-- START Records provided --

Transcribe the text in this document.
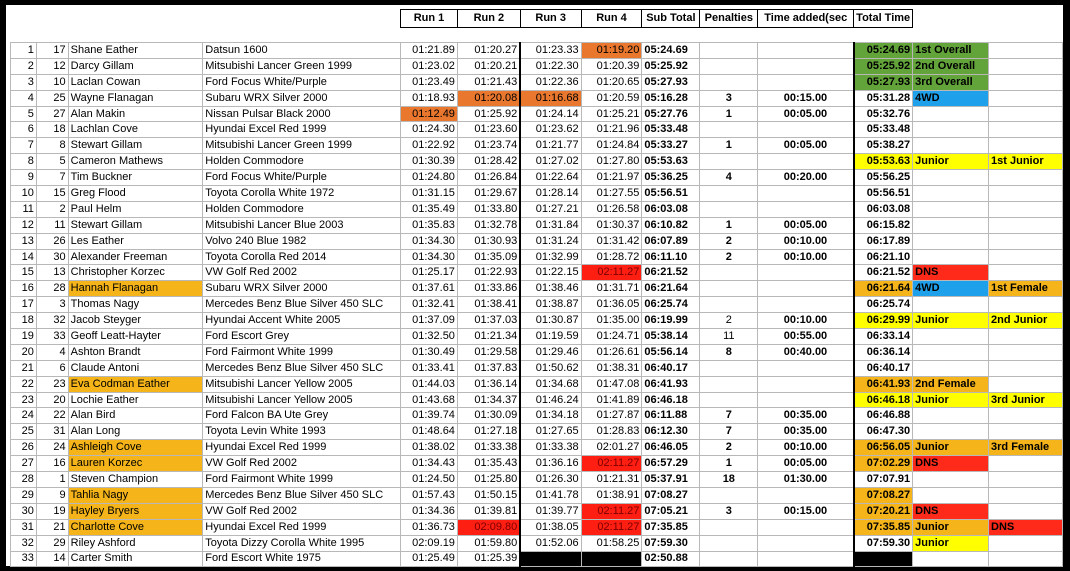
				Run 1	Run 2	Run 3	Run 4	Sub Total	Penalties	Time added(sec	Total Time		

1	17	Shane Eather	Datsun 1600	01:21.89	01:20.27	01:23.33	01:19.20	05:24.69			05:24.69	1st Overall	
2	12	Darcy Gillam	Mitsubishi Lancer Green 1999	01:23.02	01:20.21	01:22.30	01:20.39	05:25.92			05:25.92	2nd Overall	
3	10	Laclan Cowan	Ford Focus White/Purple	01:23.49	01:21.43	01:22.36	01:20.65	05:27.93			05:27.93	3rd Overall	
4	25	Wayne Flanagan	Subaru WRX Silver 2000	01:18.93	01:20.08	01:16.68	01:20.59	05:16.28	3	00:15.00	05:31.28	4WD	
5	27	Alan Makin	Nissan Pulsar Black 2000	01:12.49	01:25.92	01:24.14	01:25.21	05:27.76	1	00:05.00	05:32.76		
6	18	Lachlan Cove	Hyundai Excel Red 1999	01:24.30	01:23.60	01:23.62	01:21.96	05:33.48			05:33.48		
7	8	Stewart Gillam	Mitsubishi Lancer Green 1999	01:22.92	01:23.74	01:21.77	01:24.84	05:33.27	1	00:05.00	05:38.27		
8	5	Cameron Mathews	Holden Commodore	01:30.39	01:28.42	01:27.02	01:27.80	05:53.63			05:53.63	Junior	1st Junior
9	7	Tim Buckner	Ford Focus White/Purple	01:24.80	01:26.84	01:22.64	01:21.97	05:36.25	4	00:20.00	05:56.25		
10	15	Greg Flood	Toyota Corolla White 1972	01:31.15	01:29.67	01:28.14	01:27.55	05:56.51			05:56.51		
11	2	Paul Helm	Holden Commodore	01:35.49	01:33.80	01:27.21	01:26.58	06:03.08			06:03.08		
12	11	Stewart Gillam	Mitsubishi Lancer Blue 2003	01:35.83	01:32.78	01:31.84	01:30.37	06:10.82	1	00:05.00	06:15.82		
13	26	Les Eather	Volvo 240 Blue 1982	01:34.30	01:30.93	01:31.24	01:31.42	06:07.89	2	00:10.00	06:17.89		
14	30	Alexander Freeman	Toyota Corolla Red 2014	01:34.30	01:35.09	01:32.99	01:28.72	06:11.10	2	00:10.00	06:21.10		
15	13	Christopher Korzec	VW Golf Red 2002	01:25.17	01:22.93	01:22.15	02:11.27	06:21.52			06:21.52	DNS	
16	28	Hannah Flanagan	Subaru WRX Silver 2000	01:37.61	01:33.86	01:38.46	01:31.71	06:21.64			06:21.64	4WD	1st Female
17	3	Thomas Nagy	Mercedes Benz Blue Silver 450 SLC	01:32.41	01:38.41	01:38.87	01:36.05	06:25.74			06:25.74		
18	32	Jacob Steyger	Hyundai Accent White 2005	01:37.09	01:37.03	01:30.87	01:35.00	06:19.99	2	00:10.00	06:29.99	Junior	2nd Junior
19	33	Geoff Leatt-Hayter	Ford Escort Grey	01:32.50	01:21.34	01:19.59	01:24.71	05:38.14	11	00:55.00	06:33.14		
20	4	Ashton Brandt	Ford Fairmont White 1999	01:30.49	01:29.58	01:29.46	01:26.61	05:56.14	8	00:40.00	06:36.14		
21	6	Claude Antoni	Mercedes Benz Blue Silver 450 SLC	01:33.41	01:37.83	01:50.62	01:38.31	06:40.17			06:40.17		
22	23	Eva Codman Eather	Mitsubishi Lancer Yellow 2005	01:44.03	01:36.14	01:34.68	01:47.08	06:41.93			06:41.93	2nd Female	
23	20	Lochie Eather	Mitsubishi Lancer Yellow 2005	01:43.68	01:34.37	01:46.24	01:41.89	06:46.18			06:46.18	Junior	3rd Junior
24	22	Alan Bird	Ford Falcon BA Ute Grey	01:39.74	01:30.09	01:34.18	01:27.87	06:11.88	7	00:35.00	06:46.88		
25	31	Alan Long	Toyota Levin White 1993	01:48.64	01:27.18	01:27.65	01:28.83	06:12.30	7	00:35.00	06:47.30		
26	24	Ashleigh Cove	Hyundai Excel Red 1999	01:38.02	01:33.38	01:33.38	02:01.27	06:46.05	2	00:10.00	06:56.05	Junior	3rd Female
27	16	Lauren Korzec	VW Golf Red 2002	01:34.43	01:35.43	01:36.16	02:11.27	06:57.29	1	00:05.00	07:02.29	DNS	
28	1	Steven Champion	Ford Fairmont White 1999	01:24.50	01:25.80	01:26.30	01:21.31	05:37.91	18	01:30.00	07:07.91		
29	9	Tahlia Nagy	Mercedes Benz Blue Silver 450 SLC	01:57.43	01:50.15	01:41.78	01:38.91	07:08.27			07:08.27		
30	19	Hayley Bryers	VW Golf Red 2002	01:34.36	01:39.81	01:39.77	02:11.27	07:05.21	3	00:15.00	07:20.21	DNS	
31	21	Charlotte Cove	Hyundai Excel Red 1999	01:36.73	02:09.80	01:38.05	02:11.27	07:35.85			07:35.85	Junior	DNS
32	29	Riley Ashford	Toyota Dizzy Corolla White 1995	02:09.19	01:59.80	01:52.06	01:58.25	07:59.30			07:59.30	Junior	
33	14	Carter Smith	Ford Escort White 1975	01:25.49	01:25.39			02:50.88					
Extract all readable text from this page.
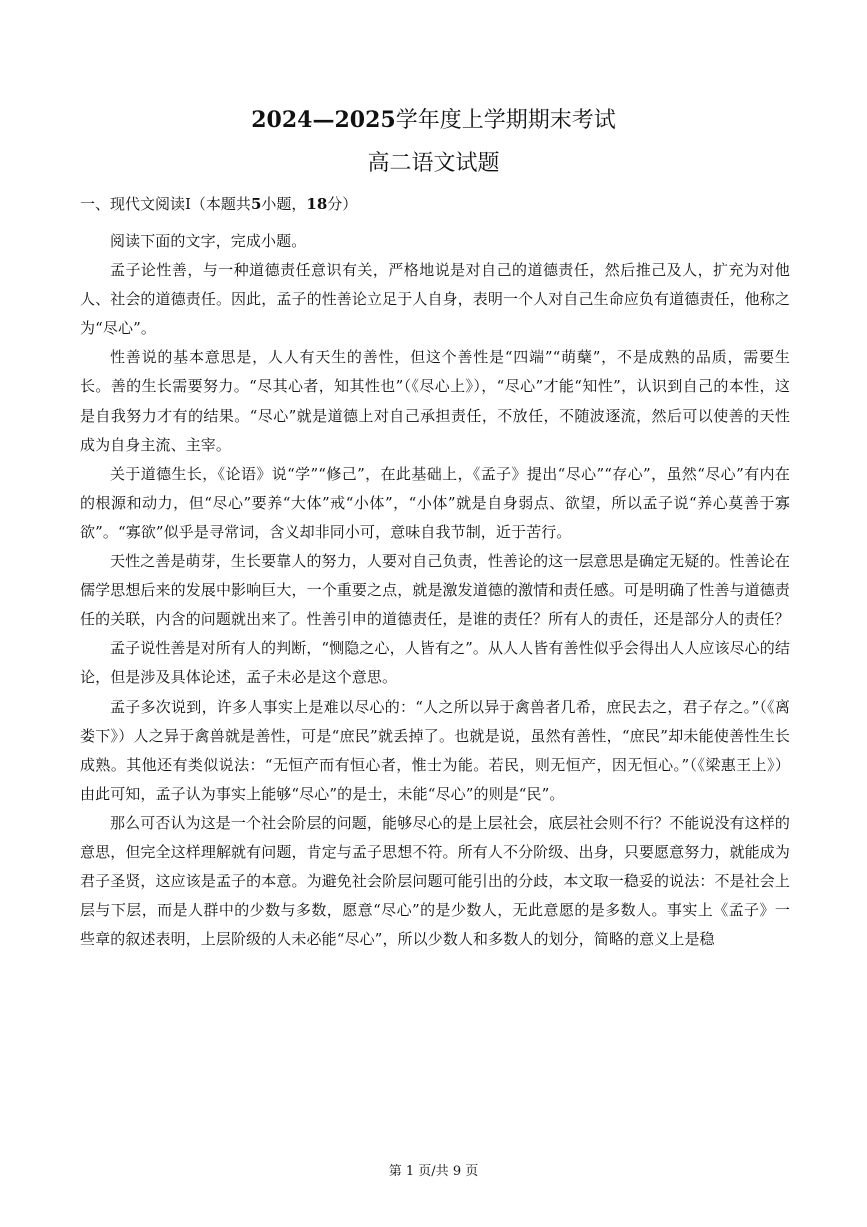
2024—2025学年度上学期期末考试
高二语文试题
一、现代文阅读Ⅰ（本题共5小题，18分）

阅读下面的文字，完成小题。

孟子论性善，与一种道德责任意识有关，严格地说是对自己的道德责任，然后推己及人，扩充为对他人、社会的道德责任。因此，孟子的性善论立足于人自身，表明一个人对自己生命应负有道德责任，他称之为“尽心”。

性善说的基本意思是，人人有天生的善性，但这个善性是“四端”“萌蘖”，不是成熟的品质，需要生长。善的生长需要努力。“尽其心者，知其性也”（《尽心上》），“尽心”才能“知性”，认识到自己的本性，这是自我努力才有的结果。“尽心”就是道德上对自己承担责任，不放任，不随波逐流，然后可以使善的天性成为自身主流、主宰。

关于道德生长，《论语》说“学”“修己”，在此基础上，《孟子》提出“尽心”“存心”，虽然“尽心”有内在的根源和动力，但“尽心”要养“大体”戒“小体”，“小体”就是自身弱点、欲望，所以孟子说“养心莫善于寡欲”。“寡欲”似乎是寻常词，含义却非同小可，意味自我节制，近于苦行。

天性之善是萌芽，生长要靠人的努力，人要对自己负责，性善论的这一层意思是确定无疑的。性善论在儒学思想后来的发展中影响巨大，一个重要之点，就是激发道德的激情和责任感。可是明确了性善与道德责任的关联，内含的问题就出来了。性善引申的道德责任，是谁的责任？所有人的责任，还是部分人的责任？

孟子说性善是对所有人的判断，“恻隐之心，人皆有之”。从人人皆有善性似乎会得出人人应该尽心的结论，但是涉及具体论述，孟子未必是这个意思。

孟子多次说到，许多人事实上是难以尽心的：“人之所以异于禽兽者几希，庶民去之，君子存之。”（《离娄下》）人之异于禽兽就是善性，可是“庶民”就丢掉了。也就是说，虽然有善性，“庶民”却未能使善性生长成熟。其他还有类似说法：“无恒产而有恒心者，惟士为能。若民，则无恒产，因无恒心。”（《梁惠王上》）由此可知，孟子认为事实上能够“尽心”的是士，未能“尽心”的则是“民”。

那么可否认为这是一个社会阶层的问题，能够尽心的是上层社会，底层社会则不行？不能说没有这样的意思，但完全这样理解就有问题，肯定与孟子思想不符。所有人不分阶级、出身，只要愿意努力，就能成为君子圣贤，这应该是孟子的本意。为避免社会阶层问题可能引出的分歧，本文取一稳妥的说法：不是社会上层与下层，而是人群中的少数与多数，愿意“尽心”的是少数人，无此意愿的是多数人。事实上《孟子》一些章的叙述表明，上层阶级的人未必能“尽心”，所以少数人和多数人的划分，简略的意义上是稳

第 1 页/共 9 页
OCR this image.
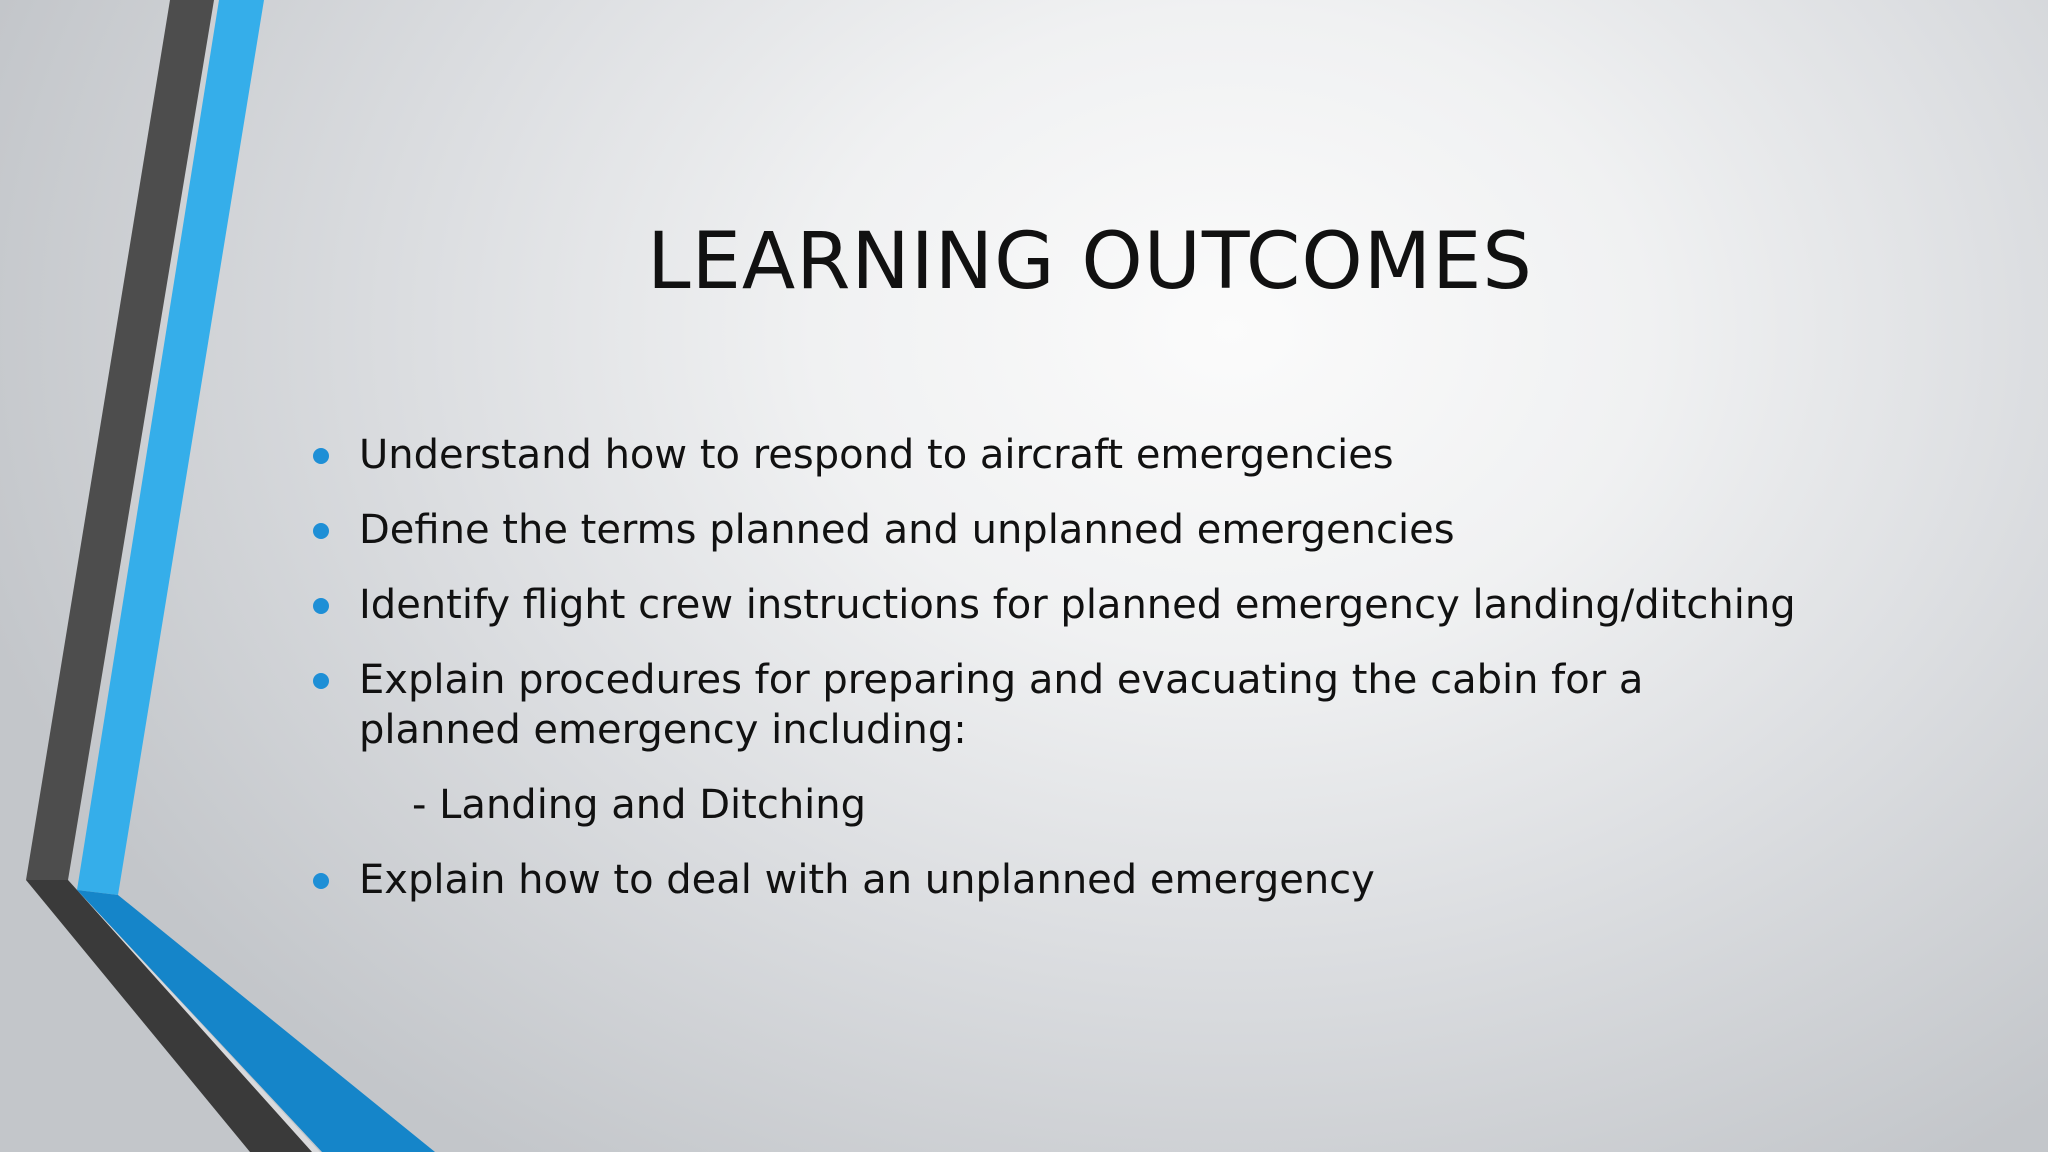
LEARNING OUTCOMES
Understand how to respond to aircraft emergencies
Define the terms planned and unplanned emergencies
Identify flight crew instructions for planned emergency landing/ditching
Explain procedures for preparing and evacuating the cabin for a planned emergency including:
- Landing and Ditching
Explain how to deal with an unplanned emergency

-- END Records provided --

-- Do this --
Reproduce verbatim every line starting at the line that holds "OCR this image." and ending with the final line of the data; omit the pictures.

-- Final answer --
OCR this image.
LEARNING OUTCOMES
Understand how to respond to aircraft emergencies
Define the terms planned and unplanned emergencies
Identify flight crew instructions for planned emergency landing/ditching
Explain procedures for preparing and evacuating the cabin for a planned emergency including:
- Landing and Ditching
Explain how to deal with an unplanned emergency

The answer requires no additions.